#### [Exercise]
Return the whole listing exactly as it stands.

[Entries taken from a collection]

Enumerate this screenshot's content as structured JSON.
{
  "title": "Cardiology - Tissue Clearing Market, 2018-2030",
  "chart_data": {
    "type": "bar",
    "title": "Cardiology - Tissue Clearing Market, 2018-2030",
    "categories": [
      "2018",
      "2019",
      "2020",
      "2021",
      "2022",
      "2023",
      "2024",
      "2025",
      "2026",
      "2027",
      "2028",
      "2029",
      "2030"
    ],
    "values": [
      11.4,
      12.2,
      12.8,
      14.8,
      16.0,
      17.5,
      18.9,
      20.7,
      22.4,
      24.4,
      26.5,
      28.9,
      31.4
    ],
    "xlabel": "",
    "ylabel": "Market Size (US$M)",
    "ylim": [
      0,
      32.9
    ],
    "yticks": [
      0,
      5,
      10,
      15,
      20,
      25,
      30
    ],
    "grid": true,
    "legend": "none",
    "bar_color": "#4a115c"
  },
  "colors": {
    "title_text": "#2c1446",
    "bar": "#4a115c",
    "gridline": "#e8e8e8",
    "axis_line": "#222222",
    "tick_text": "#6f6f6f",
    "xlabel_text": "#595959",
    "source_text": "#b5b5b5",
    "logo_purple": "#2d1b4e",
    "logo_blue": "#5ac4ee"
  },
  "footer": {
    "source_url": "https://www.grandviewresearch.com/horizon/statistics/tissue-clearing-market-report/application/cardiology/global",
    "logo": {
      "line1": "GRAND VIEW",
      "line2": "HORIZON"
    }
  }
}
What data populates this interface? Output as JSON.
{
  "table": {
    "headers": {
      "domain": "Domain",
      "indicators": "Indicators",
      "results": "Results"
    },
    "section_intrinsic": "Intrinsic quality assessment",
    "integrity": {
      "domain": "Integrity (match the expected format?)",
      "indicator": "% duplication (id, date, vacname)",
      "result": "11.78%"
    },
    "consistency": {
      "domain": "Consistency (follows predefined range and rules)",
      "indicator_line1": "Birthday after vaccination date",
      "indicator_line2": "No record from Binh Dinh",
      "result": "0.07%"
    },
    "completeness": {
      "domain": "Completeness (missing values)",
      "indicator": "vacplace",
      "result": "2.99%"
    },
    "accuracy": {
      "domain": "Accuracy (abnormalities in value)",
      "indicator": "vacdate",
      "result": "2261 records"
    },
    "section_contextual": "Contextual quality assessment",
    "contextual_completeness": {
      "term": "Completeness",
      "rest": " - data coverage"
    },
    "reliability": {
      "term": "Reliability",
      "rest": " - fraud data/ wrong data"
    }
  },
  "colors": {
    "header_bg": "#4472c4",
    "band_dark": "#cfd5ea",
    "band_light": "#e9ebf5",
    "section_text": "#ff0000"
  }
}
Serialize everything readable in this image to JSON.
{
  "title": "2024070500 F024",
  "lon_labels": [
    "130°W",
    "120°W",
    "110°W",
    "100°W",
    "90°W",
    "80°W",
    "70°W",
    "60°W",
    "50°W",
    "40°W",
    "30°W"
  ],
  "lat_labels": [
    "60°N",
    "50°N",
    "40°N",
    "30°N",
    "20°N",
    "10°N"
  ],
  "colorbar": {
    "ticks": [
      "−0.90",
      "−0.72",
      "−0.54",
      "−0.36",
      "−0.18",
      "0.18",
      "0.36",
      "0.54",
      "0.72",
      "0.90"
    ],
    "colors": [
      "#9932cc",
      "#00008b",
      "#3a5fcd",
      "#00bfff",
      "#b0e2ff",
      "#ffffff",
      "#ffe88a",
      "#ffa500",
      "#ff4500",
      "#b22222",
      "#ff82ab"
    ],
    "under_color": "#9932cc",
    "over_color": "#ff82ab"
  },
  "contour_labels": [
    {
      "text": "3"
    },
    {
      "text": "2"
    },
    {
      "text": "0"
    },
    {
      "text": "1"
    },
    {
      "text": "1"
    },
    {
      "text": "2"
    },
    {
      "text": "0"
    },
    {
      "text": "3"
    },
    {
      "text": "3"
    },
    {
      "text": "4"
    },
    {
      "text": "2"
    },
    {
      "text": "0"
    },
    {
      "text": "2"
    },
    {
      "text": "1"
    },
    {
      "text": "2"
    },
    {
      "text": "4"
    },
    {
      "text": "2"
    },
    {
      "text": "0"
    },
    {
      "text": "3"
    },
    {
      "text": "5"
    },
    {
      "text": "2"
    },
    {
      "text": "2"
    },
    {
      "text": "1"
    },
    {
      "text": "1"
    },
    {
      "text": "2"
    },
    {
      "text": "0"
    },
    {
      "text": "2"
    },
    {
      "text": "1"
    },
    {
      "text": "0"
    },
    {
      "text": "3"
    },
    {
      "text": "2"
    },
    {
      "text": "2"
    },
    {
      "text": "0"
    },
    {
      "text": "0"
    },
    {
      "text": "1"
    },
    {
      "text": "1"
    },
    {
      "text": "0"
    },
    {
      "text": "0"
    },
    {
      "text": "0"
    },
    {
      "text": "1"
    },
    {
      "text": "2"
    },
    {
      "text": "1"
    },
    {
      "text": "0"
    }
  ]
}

#### [Correct answer]
Enumerate this screenshot's content as structured JSON.
{
  "title": "Cardiology - Tissue Clearing Market, 2018-2030",
  "chart_data": {
    "type": "bar",
    "title": "Cardiology - Tissue Clearing Market, 2018-2030",
    "categories": [
      "2018",
      "2019",
      "2020",
      "2021",
      "2022",
      "2023",
      "2024",
      "2025",
      "2026",
      "2027",
      "2028",
      "2029",
      "2030"
    ],
    "values": [
      11.4,
      12.2,
      12.8,
      14.8,
      16.0,
      17.5,
      18.9,
      20.7,
      22.4,
      24.4,
      26.5,
      28.9,
      31.4
    ],
    "xlabel": "",
    "ylabel": "Market Size (US$M)",
    "ylim": [
      0,
      32.9
    ],
    "yticks": [
      0,
      5,
      10,
      15,
      20,
      25,
      30
    ],
    "grid": true,
    "legend": "none",
    "bar_color": "#4a115c"
  },
  "colors": {
    "title_text": "#2c1446",
    "bar": "#4a115c",
    "gridline": "#e8e8e8",
    "axis_line": "#222222",
    "tick_text": "#6f6f6f",
    "xlabel_text": "#595959",
    "source_text": "#b5b5b5",
    "logo_purple": "#2d1b4e",
    "logo_blue": "#5ac4ee"
  },
  "footer": {
    "source_url": "https://www.grandviewresearch.com/horizon/statistics/tissue-clearing-market-report/application/cardiology/global",
    "logo": {
      "line1": "GRAND VIEW",
      "line2": "HORIZON"
    }
  }
}
What data populates this interface? Output as JSON.
{
  "table": {
    "headers": {
      "domain": "Domain",
      "indicators": "Indicators",
      "results": "Results"
    },
    "section_intrinsic": "Intrinsic quality assessment",
    "integrity": {
      "domain": "Integrity (match the expected format?)",
      "indicator": "% duplication (id, date, vacname)",
      "result": "11.78%"
    },
    "consistency": {
      "domain": "Consistency (follows predefined range and rules)",
      "indicator_line1": "Birthday after vaccination date",
      "indicator_line2": "No record from Binh Dinh",
      "result": "0.07%"
    },
    "completeness": {
      "domain": "Completeness (missing values)",
      "indicator": "vacplace",
      "result": "2.99%"
    },
    "accuracy": {
      "domain": "Accuracy (abnormalities in value)",
      "indicator": "vacdate",
      "result": "2261 records"
    },
    "section_contextual": "Contextual quality assessment",
    "contextual_completeness": {
      "term": "Completeness",
      "rest": " - data coverage"
    },
    "reliability": {
      "term": "Reliability",
      "rest": " - fraud data/ wrong data"
    }
  },
  "colors": {
    "header_bg": "#4472c4",
    "band_dark": "#cfd5ea",
    "band_light": "#e9ebf5",
    "section_text": "#ff0000"
  }
}
Serialize everything readable in this image to JSON.
{
  "title": "2024070500 F024",
  "lon_labels": [
    "130°W",
    "120°W",
    "110°W",
    "100°W",
    "90°W",
    "80°W",
    "70°W",
    "60°W",
    "50°W",
    "40°W",
    "30°W"
  ],
  "lat_labels": [
    "60°N",
    "50°N",
    "40°N",
    "30°N",
    "20°N",
    "10°N"
  ],
  "colorbar": {
    "ticks": [
      "−0.90",
      "−0.72",
      "−0.54",
      "−0.36",
      "−0.18",
      "0.18",
      "0.36",
      "0.54",
      "0.72",
      "0.90"
    ],
    "colors": [
      "#9932cc",
      "#00008b",
      "#3a5fcd",
      "#00bfff",
      "#b0e2ff",
      "#ffffff",
      "#ffe88a",
      "#ffa500",
      "#ff4500",
      "#b22222",
      "#ff82ab"
    ],
    "under_color": "#9932cc",
    "over_color": "#ff82ab"
  },
  "contour_labels": [
    {
      "text": "3"
    },
    {
      "text": "2"
    },
    {
      "text": "0"
    },
    {
      "text": "1"
    },
    {
      "text": "1"
    },
    {
      "text": "2"
    },
    {
      "text": "0"
    },
    {
      "text": "3"
    },
    {
      "text": "3"
    },
    {
      "text": "4"
    },
    {
      "text": "2"
    },
    {
      "text": "0"
    },
    {
      "text": "2"
    },
    {
      "text": "1"
    },
    {
      "text": "2"
    },
    {
      "text": "4"
    },
    {
      "text": "2"
    },
    {
      "text": "0"
    },
    {
      "text": "3"
    },
    {
      "text": "5"
    },
    {
      "text": "2"
    },
    {
      "text": "2"
    },
    {
      "text": "1"
    },
    {
      "text": "1"
    },
    {
      "text": "2"
    },
    {
      "text": "0"
    },
    {
      "text": "2"
    },
    {
      "text": "1"
    },
    {
      "text": "0"
    },
    {
      "text": "3"
    },
    {
      "text": "2"
    },
    {
      "text": "2"
    },
    {
      "text": "0"
    },
    {
      "text": "0"
    },
    {
      "text": "1"
    },
    {
      "text": "1"
    },
    {
      "text": "0"
    },
    {
      "text": "0"
    },
    {
      "text": "0"
    },
    {
      "text": "1"
    },
    {
      "text": "2"
    },
    {
      "text": "1"
    },
    {
      "text": "0"
    }
  ]
}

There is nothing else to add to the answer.